Each line that holds the word "JSON" counts once; give the total for the records below and nothing else.

* Start RECORDS TO PROCESS *

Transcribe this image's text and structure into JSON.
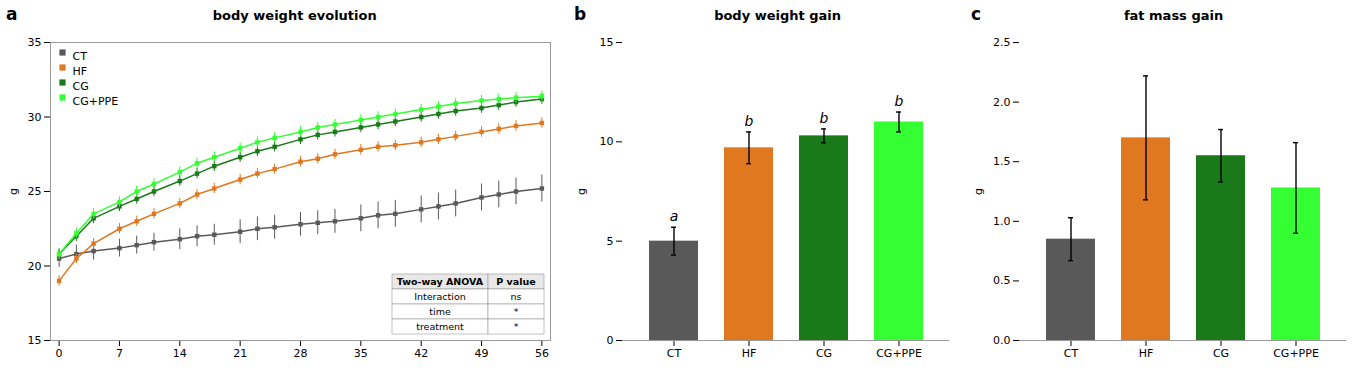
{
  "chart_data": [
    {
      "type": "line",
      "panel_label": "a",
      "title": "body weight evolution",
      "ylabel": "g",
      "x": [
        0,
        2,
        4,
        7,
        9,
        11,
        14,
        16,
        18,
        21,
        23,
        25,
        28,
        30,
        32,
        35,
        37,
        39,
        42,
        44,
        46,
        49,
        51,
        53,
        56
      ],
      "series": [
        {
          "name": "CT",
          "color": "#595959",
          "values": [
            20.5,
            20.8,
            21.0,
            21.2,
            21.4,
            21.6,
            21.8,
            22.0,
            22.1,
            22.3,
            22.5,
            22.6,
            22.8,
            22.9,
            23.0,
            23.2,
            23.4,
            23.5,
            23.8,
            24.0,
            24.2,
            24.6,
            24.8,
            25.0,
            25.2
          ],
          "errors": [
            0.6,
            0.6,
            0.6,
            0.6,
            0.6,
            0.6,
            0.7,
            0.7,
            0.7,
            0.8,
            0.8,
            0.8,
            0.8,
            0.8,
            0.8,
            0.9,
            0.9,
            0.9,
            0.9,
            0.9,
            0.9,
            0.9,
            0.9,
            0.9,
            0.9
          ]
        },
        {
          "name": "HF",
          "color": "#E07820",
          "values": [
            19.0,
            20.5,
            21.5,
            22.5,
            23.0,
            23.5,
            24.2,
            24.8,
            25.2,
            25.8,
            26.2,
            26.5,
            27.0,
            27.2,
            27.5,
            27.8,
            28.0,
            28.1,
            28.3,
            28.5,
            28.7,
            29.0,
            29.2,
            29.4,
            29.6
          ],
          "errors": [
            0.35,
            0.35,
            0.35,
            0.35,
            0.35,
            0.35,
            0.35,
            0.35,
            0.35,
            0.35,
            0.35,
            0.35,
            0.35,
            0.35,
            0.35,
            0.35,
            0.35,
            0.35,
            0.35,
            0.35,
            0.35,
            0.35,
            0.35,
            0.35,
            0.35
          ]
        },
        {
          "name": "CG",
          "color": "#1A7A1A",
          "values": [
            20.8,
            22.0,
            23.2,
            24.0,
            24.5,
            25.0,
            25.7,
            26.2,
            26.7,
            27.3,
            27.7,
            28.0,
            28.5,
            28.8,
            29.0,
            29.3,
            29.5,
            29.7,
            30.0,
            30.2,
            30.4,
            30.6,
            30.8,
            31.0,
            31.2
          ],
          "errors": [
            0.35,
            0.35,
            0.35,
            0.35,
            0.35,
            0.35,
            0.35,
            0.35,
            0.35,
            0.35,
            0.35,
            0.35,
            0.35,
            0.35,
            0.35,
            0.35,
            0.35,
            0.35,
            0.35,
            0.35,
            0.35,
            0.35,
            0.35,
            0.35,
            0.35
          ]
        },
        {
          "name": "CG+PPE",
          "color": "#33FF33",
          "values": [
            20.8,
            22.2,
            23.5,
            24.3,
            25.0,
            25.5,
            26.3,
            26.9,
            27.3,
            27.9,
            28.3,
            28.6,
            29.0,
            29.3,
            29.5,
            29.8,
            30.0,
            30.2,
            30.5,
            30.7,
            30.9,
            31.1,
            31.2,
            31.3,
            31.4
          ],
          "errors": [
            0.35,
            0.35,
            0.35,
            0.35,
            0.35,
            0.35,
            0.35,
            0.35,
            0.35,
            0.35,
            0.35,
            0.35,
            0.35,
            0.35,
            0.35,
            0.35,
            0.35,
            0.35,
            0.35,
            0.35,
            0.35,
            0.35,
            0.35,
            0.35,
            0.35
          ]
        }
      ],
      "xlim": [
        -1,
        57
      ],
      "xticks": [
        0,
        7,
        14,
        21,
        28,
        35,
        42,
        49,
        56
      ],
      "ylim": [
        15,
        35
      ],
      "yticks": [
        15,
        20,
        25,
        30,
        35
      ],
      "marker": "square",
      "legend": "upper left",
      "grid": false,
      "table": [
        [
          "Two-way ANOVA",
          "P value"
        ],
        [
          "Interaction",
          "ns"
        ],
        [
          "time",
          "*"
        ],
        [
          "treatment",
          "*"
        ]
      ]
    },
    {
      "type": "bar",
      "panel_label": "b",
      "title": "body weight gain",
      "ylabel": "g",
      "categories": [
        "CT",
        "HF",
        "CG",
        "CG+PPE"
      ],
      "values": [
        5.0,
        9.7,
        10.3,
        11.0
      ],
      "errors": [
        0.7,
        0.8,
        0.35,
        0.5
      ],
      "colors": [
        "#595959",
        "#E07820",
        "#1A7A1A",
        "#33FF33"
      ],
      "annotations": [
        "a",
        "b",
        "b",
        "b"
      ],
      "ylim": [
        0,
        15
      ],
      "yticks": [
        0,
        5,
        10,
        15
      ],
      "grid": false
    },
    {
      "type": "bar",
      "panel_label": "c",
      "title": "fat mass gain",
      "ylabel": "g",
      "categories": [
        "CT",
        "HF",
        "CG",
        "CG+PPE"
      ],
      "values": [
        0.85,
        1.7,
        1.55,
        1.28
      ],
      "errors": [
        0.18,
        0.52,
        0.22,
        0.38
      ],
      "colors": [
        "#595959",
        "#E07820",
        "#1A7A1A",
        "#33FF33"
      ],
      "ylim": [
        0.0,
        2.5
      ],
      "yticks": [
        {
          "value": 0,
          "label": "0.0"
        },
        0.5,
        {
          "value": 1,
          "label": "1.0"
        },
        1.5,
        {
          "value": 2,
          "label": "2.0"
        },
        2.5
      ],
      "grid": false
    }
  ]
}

* End RECORDS TO PROCESS *
* Start RECORDS TO PROCESS *

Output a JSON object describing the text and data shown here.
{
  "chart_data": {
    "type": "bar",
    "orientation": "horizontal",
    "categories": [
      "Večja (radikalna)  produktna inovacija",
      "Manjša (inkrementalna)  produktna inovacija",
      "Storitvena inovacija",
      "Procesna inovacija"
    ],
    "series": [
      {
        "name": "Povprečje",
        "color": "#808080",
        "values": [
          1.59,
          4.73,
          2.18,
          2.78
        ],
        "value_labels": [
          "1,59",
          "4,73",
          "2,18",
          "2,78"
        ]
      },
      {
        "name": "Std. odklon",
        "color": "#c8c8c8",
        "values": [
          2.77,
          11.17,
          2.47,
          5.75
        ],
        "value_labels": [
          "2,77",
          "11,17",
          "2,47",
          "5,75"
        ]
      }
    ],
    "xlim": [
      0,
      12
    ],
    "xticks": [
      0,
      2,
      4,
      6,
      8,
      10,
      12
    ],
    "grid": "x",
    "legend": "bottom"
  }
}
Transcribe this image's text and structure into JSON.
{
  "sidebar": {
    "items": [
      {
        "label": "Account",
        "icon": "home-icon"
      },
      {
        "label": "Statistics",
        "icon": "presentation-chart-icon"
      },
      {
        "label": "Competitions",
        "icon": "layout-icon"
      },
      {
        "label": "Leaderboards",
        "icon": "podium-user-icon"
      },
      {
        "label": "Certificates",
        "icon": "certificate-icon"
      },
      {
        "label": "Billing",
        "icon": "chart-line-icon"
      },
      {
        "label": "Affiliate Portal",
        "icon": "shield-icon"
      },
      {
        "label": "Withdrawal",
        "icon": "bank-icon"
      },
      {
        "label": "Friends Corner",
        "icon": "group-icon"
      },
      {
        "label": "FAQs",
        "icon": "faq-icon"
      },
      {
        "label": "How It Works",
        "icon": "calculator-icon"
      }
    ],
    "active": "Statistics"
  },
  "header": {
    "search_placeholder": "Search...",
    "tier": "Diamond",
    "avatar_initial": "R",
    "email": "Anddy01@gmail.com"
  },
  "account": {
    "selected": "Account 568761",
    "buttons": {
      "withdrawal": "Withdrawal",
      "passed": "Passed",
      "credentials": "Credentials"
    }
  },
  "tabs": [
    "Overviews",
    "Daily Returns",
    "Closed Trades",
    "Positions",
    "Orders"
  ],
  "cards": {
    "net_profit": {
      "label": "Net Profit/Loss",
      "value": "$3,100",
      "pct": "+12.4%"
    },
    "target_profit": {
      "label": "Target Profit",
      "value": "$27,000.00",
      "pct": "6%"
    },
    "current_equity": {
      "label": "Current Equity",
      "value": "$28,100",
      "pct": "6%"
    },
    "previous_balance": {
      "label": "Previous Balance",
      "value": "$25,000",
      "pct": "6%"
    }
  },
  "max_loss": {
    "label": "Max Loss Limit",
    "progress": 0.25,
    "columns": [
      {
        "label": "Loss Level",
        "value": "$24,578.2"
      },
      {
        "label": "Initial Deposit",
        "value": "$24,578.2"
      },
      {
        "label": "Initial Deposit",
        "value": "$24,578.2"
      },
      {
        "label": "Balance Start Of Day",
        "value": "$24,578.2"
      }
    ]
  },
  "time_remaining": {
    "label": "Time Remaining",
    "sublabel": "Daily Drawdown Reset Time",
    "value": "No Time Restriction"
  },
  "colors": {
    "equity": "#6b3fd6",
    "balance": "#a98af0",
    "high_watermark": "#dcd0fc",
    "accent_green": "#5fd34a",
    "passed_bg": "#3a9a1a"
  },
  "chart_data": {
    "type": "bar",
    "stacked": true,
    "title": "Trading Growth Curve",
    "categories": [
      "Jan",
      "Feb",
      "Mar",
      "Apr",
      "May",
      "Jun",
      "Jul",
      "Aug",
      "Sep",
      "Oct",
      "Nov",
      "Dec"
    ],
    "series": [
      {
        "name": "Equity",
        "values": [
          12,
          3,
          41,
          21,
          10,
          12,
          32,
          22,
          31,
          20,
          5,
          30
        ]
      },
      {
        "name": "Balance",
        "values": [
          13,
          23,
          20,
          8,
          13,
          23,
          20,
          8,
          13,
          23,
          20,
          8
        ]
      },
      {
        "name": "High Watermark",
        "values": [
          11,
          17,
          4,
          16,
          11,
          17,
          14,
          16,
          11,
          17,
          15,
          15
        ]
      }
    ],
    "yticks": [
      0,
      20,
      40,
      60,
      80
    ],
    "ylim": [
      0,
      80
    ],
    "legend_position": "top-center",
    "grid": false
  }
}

* End RECORDS TO PROCESS *
* Start RECORDS TO PROCESS *

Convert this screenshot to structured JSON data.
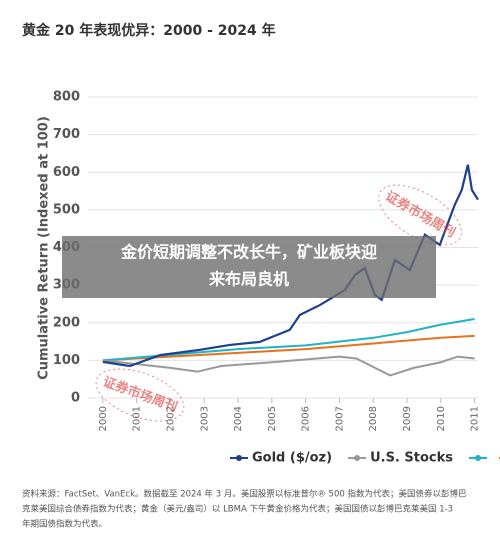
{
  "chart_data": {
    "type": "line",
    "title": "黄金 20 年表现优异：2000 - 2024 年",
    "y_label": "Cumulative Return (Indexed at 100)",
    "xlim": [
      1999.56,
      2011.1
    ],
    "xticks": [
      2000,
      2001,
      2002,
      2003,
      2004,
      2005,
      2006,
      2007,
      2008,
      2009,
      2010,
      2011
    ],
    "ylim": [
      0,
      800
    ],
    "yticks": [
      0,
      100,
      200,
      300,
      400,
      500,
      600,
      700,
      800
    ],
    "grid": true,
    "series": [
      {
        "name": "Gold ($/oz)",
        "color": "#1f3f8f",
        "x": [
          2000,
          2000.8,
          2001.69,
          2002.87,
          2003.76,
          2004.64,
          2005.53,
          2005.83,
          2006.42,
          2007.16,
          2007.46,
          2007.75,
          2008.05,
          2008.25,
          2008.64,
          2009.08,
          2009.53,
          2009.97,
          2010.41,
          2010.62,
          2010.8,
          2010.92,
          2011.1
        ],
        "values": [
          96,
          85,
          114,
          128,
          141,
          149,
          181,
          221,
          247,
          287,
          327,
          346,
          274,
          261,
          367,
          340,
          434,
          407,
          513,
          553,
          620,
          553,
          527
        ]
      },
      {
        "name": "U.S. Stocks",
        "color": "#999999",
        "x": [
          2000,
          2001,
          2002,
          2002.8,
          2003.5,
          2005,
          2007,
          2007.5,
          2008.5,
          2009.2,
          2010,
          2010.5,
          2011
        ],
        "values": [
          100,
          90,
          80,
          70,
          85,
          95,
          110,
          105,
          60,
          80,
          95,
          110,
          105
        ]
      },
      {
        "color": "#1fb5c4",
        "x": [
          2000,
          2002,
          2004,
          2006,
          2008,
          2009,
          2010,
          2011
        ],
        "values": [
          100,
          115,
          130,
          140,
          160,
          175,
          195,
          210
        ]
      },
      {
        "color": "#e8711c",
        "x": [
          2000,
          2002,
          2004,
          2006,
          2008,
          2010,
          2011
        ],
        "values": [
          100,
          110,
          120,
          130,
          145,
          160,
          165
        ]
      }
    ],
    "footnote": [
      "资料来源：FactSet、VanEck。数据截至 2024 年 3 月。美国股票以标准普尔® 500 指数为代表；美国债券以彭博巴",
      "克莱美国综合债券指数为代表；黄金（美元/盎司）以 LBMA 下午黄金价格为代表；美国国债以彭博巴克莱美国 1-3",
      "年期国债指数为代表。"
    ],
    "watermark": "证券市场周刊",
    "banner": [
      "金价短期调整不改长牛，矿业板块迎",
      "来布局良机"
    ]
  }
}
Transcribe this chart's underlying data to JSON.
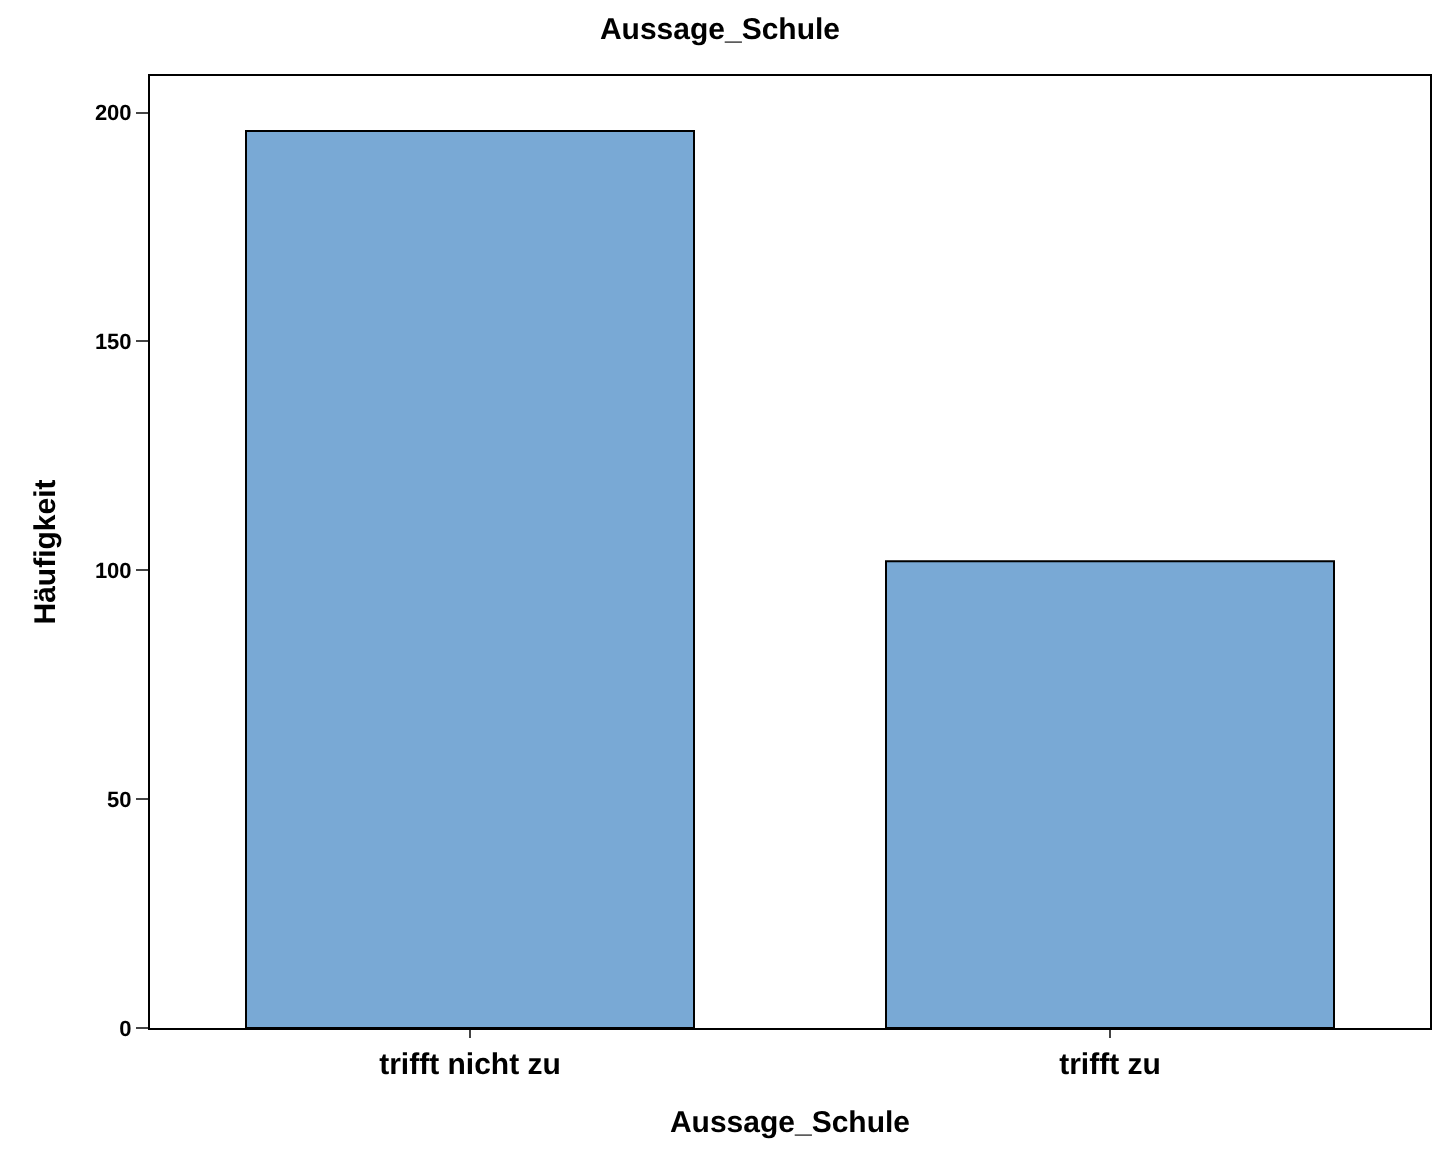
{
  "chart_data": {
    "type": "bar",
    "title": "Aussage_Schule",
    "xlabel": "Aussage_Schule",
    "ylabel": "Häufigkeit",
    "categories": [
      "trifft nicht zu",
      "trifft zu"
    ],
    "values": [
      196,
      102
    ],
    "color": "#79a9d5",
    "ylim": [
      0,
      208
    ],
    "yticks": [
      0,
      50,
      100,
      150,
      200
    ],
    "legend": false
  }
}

* End RECORDS TO PROCESS *

# THE ANSWER:
5